Without the pictures, copy the entries below word for word.

** Begin **

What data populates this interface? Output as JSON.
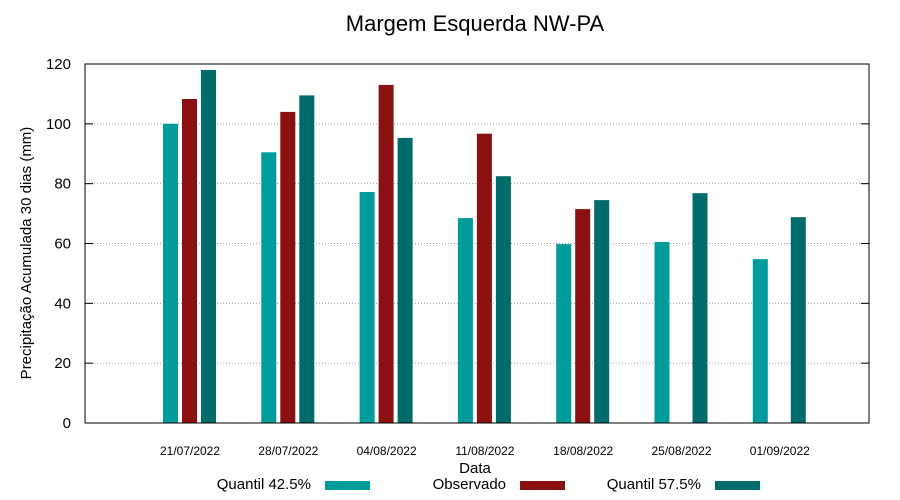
{
  "chart_data": {
    "type": "bar",
    "title": "Margem Esquerda NW-PA",
    "xlabel": "Data",
    "ylabel": "Precipitação Acumulada 30 dias (mm)",
    "ylim": [
      0,
      120
    ],
    "yticks": [
      0,
      20,
      40,
      60,
      80,
      100,
      120
    ],
    "grid": true,
    "legend_position": "bottom",
    "categories": [
      "21/07/2022",
      "28/07/2022",
      "04/08/2022",
      "11/08/2022",
      "18/08/2022",
      "25/08/2022",
      "01/09/2022"
    ],
    "series": [
      {
        "name": "Quantil 42.5%",
        "color": "#009b9b",
        "values": [
          100,
          90.5,
          77.2,
          68.5,
          59.8,
          60.5,
          54.8
        ]
      },
      {
        "name": "Observado",
        "color": "#8b1010",
        "values": [
          108.3,
          104,
          113,
          96.7,
          71.5,
          null,
          null
        ]
      },
      {
        "name": "Quantil 57.5%",
        "color": "#006b6b",
        "values": [
          118,
          109.5,
          95.3,
          82.5,
          74.5,
          76.8,
          68.8
        ]
      }
    ]
  }
}
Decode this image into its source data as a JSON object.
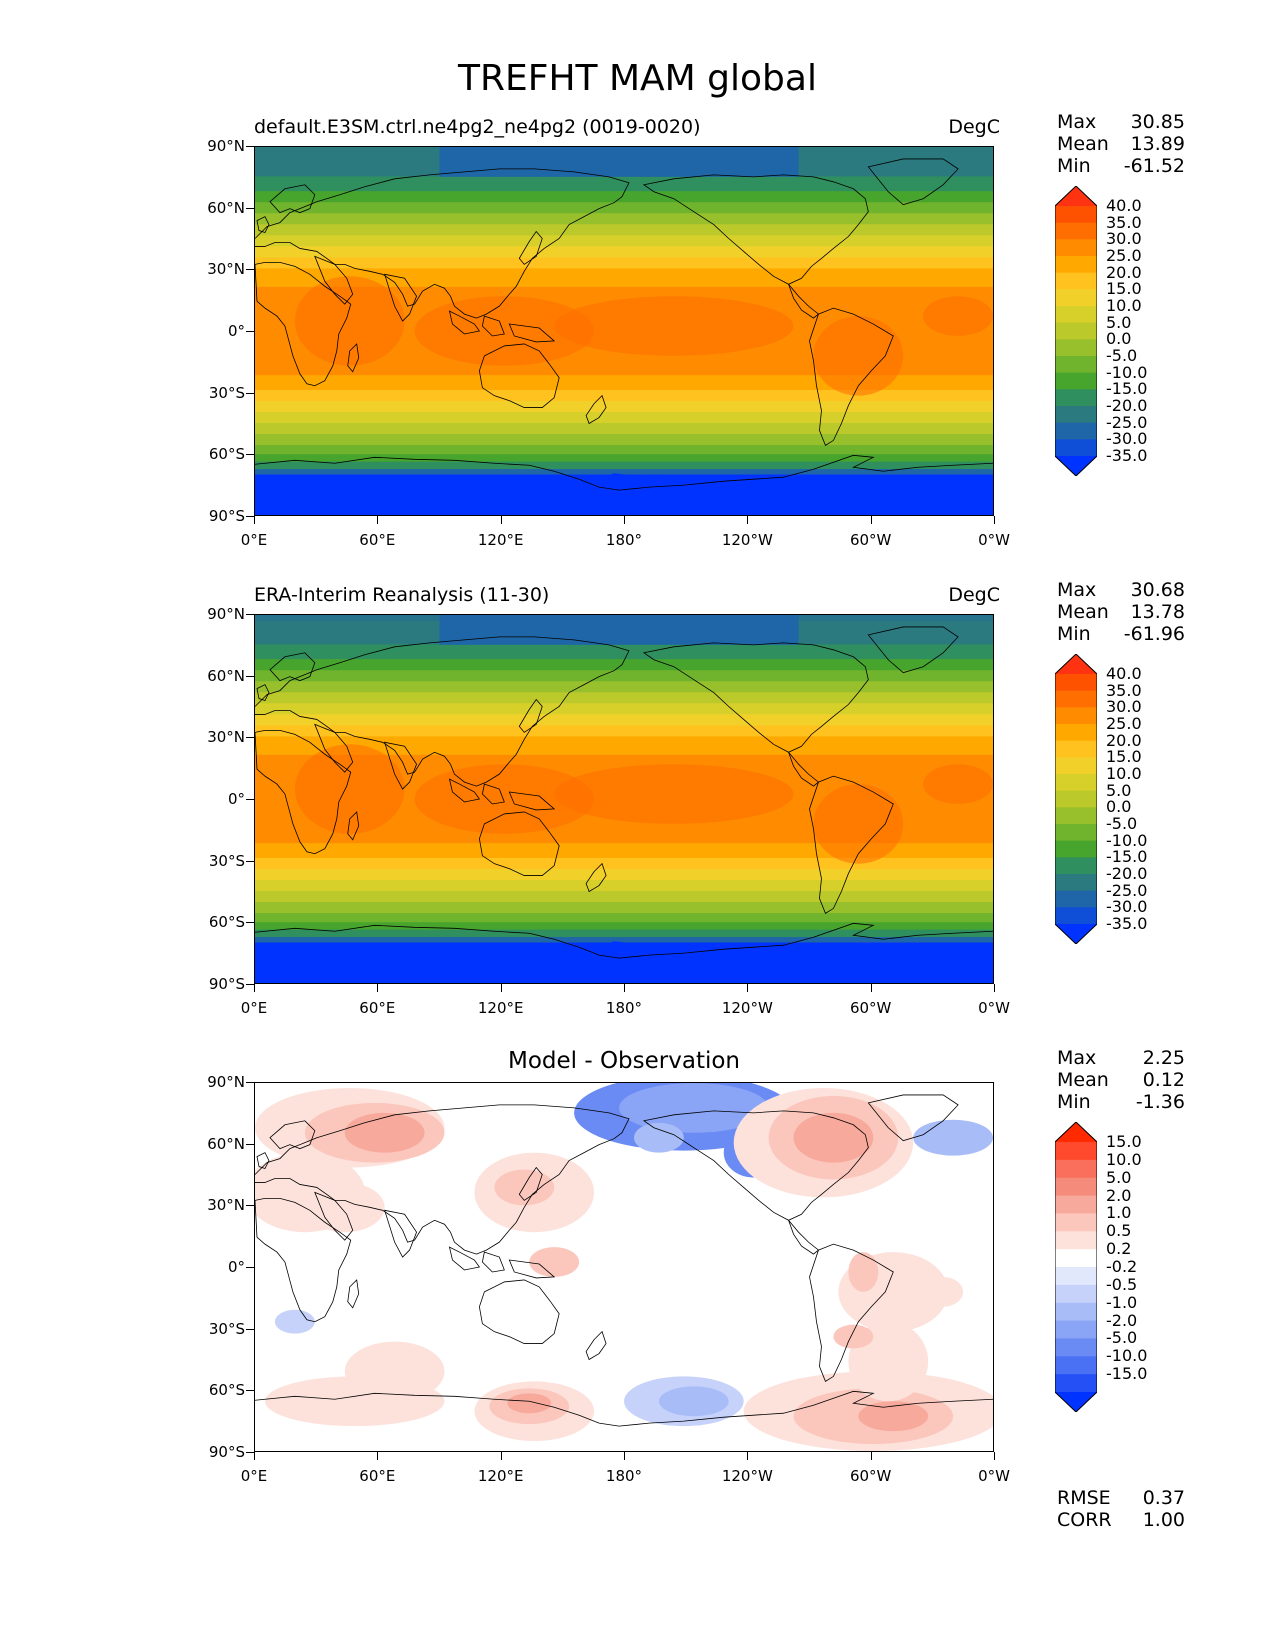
{
  "figure_title": "TREFHT MAM global",
  "x_ticks": [
    "0°E",
    "60°E",
    "120°E",
    "180°",
    "120°W",
    "60°W",
    "0°W"
  ],
  "y_ticks": [
    "90°N",
    "60°N",
    "30°N",
    "0°",
    "30°S",
    "60°S",
    "90°S"
  ],
  "panels": [
    {
      "title": "default.E3SM.ctrl.ne4pg2_ne4pg2 (0019-0020)",
      "units": "DegC",
      "stats": {
        "max_label": "Max",
        "max": "30.85",
        "mean_label": "Mean",
        "mean": "13.89",
        "min_label": "Min",
        "min": "-61.52"
      },
      "colorbar": {
        "labels": [
          "40.0",
          "35.0",
          "30.0",
          "25.0",
          "20.0",
          "15.0",
          "10.0",
          "5.0",
          "0.0",
          "-5.0",
          "-10.0",
          "-15.0",
          "-20.0",
          "-25.0",
          "-30.0",
          "-35.0"
        ],
        "colors": [
          "#ff3311",
          "#ff5200",
          "#ff6e00",
          "#ff8c00",
          "#ffa800",
          "#ffc21e",
          "#f2d02a",
          "#d8d02a",
          "#bcc92b",
          "#98c02c",
          "#6fb42c",
          "#47a52e",
          "#2f8f5e",
          "#2a7a80",
          "#1f66a8",
          "#0f4fd8",
          "#0033ff"
        ],
        "colormap": "temperature"
      }
    },
    {
      "title": "ERA-Interim Reanalysis (11-30)",
      "units": "DegC",
      "stats": {
        "max_label": "Max",
        "max": "30.68",
        "mean_label": "Mean",
        "mean": "13.78",
        "min_label": "Min",
        "min": "-61.96"
      },
      "colorbar": {
        "labels": [
          "40.0",
          "35.0",
          "30.0",
          "25.0",
          "20.0",
          "15.0",
          "10.0",
          "5.0",
          "0.0",
          "-5.0",
          "-10.0",
          "-15.0",
          "-20.0",
          "-25.0",
          "-30.0",
          "-35.0"
        ],
        "colors": [
          "#ff3311",
          "#ff5200",
          "#ff6e00",
          "#ff8c00",
          "#ffa800",
          "#ffc21e",
          "#f2d02a",
          "#d8d02a",
          "#bcc92b",
          "#98c02c",
          "#6fb42c",
          "#47a52e",
          "#2f8f5e",
          "#2a7a80",
          "#1f66a8",
          "#0f4fd8",
          "#0033ff"
        ],
        "colormap": "temperature"
      }
    },
    {
      "title": "Model - Observation",
      "stats": {
        "max_label": "Max",
        "max": "2.25",
        "mean_label": "Mean",
        "mean": "0.12",
        "min_label": "Min",
        "min": "-1.36"
      },
      "colorbar": {
        "labels": [
          "15.0",
          "10.0",
          "5.0",
          "2.0",
          "1.0",
          "0.5",
          "0.2",
          "-0.2",
          "-0.5",
          "-1.0",
          "-2.0",
          "-5.0",
          "-10.0",
          "-15.0"
        ],
        "colors": [
          "#ff2a00",
          "#ff4a2e",
          "#fa6e5c",
          "#f58b7a",
          "#f7a99b",
          "#fbc6bc",
          "#fde2dc",
          "#ffffff",
          "#e2e8fc",
          "#c6d2fa",
          "#a8bcf8",
          "#8aa4f6",
          "#6a8af4",
          "#4a70f4",
          "#2550f6",
          "#0033ff"
        ],
        "colormap": "diff"
      },
      "metrics": {
        "rmse_label": "RMSE",
        "rmse": "0.37",
        "corr_label": "CORR",
        "corr": "1.00"
      }
    }
  ]
}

** End **

### TASK SOLUTION
What data populates this interface? Output as JSON.
{
  "chart_data": {
    "type": "bar",
    "title": "Margem Esquerda NW-PA",
    "xlabel": "Data",
    "ylabel": "Precipitação Acumulada 30 dias (mm)",
    "ylim": [
      0,
      120
    ],
    "yticks": [
      0,
      20,
      40,
      60,
      80,
      100,
      120
    ],
    "grid": true,
    "legend_position": "bottom",
    "categories": [
      "21/07/2022",
      "28/07/2022",
      "04/08/2022",
      "11/08/2022",
      "18/08/2022",
      "25/08/2022",
      "01/09/2022"
    ],
    "series": [
      {
        "name": "Quantil 42.5%",
        "color": "#009b9b",
        "values": [
          100,
          90.5,
          77.2,
          68.5,
          59.8,
          60.5,
          54.8
        ]
      },
      {
        "name": "Observado",
        "color": "#8b1010",
        "values": [
          108.3,
          104,
          113,
          96.7,
          71.5,
          null,
          null
        ]
      },
      {
        "name": "Quantil 57.5%",
        "color": "#006b6b",
        "values": [
          118,
          109.5,
          95.3,
          82.5,
          74.5,
          76.8,
          68.8
        ]
      }
    ]
  }
}
Decode this image into its source data as a JSON object.
{
  "figure_title": "TREFHT MAM global",
  "x_ticks": [
    "0°E",
    "60°E",
    "120°E",
    "180°",
    "120°W",
    "60°W",
    "0°W"
  ],
  "y_ticks": [
    "90°N",
    "60°N",
    "30°N",
    "0°",
    "30°S",
    "60°S",
    "90°S"
  ],
  "panels": [
    {
      "title": "default.E3SM.ctrl.ne4pg2_ne4pg2 (0019-0020)",
      "units": "DegC",
      "stats": {
        "max_label": "Max",
        "max": "30.85",
        "mean_label": "Mean",
        "mean": "13.89",
        "min_label": "Min",
        "min": "-61.52"
      },
      "colorbar": {
        "labels": [
          "40.0",
          "35.0",
          "30.0",
          "25.0",
          "20.0",
          "15.0",
          "10.0",
          "5.0",
          "0.0",
          "-5.0",
          "-10.0",
          "-15.0",
          "-20.0",
          "-25.0",
          "-30.0",
          "-35.0"
        ],
        "colors": [
          "#ff3311",
          "#ff5200",
          "#ff6e00",
          "#ff8c00",
          "#ffa800",
          "#ffc21e",
          "#f2d02a",
          "#d8d02a",
          "#bcc92b",
          "#98c02c",
          "#6fb42c",
          "#47a52e",
          "#2f8f5e",
          "#2a7a80",
          "#1f66a8",
          "#0f4fd8",
          "#0033ff"
        ],
        "colormap": "temperature"
      }
    },
    {
      "title": "ERA-Interim Reanalysis (11-30)",
      "units": "DegC",
      "stats": {
        "max_label": "Max",
        "max": "30.68",
        "mean_label": "Mean",
        "mean": "13.78",
        "min_label": "Min",
        "min": "-61.96"
      },
      "colorbar": {
        "labels": [
          "40.0",
          "35.0",
          "30.0",
          "25.0",
          "20.0",
          "15.0",
          "10.0",
          "5.0",
          "0.0",
          "-5.0",
          "-10.0",
          "-15.0",
          "-20.0",
          "-25.0",
          "-30.0",
          "-35.0"
        ],
        "colors": [
          "#ff3311",
          "#ff5200",
          "#ff6e00",
          "#ff8c00",
          "#ffa800",
          "#ffc21e",
          "#f2d02a",
          "#d8d02a",
          "#bcc92b",
          "#98c02c",
          "#6fb42c",
          "#47a52e",
          "#2f8f5e",
          "#2a7a80",
          "#1f66a8",
          "#0f4fd8",
          "#0033ff"
        ],
        "colormap": "temperature"
      }
    },
    {
      "title": "Model - Observation",
      "stats": {
        "max_label": "Max",
        "max": "2.25",
        "mean_label": "Mean",
        "mean": "0.12",
        "min_label": "Min",
        "min": "-1.36"
      },
      "colorbar": {
        "labels": [
          "15.0",
          "10.0",
          "5.0",
          "2.0",
          "1.0",
          "0.5",
          "0.2",
          "-0.2",
          "-0.5",
          "-1.0",
          "-2.0",
          "-5.0",
          "-10.0",
          "-15.0"
        ],
        "colors": [
          "#ff2a00",
          "#ff4a2e",
          "#fa6e5c",
          "#f58b7a",
          "#f7a99b",
          "#fbc6bc",
          "#fde2dc",
          "#ffffff",
          "#e2e8fc",
          "#c6d2fa",
          "#a8bcf8",
          "#8aa4f6",
          "#6a8af4",
          "#4a70f4",
          "#2550f6",
          "#0033ff"
        ],
        "colormap": "diff"
      },
      "metrics": {
        "rmse_label": "RMSE",
        "rmse": "0.37",
        "corr_label": "CORR",
        "corr": "1.00"
      }
    }
  ]
}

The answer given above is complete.